• **EXERCISE INSTRUCTIONS**: Where the string "color" occurs in the material below, report the whole line.

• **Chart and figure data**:

▬▬▬▬▬▬

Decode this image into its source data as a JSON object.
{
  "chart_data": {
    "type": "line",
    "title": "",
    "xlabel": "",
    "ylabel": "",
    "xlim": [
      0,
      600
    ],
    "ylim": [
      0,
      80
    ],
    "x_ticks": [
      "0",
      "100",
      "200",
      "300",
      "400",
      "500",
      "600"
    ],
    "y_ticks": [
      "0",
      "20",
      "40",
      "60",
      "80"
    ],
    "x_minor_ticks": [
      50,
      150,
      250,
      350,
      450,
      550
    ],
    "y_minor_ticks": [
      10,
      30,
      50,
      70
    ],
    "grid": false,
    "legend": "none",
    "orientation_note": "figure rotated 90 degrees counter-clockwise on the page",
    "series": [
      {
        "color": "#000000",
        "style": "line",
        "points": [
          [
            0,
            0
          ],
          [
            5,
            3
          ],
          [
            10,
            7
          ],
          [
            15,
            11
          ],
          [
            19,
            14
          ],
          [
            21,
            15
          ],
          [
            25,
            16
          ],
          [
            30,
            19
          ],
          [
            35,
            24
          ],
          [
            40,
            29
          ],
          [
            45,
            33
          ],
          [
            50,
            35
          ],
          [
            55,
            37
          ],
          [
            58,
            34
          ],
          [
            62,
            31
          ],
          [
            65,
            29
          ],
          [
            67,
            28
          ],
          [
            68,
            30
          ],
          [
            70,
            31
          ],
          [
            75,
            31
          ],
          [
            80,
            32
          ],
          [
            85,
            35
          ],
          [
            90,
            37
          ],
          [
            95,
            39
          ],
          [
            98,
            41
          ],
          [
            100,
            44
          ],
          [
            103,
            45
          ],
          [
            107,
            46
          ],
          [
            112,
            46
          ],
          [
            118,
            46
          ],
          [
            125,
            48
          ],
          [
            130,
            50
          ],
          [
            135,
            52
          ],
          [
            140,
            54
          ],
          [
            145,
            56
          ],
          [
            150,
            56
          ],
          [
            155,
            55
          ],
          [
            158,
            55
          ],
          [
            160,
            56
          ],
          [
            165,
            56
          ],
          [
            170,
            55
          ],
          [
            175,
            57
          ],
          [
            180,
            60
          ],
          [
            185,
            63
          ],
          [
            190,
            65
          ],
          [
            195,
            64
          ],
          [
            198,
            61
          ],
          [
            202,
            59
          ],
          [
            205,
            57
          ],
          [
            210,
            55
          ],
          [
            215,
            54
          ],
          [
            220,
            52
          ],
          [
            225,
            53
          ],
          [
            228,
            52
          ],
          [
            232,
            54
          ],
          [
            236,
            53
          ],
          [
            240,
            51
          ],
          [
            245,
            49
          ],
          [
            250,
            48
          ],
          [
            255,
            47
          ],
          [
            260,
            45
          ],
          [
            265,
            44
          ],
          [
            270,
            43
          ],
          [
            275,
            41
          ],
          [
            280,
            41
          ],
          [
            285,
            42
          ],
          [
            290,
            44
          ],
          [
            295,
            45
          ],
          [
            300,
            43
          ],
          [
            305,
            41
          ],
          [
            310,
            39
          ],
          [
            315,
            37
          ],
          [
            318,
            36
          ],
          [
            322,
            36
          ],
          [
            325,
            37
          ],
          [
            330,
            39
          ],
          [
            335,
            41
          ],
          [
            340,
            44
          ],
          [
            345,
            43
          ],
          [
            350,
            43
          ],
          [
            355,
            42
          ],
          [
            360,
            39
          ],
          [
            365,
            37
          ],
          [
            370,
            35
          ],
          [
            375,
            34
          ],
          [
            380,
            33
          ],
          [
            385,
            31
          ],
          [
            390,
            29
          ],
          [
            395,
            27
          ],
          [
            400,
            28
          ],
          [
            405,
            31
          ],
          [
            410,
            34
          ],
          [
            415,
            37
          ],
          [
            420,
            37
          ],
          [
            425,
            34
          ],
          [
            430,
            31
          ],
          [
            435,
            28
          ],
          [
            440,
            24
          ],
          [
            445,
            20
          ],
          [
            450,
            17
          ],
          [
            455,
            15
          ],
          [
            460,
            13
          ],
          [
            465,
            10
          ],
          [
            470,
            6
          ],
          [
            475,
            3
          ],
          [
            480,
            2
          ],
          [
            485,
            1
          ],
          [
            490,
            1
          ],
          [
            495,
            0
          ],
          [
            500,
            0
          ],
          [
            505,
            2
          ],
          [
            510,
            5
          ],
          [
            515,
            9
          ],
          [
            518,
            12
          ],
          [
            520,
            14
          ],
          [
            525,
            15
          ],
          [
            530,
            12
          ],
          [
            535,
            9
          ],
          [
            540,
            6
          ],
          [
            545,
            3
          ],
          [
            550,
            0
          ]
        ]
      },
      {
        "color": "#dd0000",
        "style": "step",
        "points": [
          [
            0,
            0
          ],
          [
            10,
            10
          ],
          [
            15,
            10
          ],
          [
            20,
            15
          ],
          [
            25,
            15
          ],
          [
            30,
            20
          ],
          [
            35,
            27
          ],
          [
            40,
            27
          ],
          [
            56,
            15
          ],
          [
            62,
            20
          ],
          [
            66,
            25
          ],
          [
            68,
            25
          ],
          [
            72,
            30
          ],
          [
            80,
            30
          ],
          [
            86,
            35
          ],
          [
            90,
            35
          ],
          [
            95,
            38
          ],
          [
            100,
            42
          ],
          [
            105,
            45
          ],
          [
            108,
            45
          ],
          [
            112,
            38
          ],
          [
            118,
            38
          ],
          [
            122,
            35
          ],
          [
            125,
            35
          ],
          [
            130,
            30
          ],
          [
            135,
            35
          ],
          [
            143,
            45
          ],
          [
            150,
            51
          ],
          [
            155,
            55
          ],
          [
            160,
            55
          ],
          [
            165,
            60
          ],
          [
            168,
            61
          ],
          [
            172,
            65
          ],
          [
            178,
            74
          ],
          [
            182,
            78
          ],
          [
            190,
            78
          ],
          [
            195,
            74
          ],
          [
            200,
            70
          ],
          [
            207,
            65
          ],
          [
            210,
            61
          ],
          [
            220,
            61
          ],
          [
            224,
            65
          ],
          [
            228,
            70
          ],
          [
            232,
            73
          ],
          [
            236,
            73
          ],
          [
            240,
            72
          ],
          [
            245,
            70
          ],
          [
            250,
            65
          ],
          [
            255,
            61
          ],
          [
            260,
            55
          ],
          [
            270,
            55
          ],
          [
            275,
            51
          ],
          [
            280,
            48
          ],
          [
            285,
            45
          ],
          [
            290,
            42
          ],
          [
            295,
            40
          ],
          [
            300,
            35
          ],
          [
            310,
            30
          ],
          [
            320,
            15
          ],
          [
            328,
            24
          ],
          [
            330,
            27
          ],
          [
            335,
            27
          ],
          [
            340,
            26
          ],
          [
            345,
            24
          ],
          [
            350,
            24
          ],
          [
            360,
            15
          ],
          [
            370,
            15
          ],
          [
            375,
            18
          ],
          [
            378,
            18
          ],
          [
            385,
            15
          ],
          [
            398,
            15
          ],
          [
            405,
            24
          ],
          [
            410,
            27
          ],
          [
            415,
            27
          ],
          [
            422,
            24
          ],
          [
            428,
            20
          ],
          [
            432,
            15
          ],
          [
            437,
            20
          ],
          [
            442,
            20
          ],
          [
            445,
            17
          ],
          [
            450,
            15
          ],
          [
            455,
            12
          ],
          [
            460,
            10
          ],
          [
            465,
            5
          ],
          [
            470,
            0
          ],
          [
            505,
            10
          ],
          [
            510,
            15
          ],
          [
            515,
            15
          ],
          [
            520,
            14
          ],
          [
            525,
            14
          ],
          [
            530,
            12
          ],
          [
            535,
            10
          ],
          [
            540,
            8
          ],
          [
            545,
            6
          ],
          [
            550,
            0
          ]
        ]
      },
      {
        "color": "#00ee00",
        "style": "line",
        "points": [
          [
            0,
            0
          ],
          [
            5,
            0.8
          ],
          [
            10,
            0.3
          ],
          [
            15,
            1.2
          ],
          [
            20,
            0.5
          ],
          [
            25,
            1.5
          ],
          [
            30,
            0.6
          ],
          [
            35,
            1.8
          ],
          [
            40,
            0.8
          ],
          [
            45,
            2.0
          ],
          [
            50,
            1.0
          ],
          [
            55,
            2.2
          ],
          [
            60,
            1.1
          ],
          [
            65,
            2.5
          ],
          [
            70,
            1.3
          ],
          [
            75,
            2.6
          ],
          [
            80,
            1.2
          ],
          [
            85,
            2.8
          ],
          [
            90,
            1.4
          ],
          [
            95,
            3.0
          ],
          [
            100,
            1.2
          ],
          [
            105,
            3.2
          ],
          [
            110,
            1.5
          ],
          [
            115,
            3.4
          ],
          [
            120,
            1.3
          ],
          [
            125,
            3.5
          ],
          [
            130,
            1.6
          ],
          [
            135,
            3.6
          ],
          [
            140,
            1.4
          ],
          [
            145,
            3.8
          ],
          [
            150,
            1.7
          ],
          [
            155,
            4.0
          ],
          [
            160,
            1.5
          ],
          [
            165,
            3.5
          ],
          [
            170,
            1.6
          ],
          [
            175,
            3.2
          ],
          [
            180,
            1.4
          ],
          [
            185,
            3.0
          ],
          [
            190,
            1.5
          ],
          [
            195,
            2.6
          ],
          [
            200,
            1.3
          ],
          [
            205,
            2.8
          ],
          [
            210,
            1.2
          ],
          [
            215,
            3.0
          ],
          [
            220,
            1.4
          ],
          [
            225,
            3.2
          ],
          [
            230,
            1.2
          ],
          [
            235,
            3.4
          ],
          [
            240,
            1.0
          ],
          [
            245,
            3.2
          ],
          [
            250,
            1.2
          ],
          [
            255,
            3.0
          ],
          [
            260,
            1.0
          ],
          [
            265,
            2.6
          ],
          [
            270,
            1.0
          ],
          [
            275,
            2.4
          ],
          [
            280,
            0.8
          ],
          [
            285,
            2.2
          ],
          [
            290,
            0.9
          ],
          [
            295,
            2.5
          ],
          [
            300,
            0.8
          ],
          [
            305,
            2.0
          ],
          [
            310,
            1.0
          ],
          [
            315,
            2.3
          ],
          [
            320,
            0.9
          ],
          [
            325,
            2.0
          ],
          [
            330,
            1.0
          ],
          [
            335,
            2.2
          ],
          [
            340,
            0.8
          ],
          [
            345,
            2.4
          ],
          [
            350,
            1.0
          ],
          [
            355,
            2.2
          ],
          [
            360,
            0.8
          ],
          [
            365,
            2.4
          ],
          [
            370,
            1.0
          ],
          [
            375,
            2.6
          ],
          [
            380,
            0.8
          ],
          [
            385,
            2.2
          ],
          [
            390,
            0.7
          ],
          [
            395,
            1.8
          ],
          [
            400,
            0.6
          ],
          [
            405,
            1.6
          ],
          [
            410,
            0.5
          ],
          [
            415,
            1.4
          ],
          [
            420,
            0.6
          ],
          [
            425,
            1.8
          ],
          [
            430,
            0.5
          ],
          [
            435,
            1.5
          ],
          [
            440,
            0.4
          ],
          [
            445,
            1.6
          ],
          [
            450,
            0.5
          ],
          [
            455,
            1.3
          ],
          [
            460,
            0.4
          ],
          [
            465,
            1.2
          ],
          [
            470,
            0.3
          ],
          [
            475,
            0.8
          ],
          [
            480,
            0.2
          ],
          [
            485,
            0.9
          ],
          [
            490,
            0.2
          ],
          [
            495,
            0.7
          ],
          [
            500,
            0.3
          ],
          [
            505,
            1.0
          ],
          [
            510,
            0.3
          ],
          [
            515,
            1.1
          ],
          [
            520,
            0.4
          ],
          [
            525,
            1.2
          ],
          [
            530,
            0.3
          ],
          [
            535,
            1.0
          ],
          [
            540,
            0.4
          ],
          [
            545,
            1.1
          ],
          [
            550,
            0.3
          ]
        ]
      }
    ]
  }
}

▬▬▬▬▬▬

• **ANSWER TO THE TASK**:
        "color": "#000000",
        "color": "#dd0000",
        "color": "#00ee00",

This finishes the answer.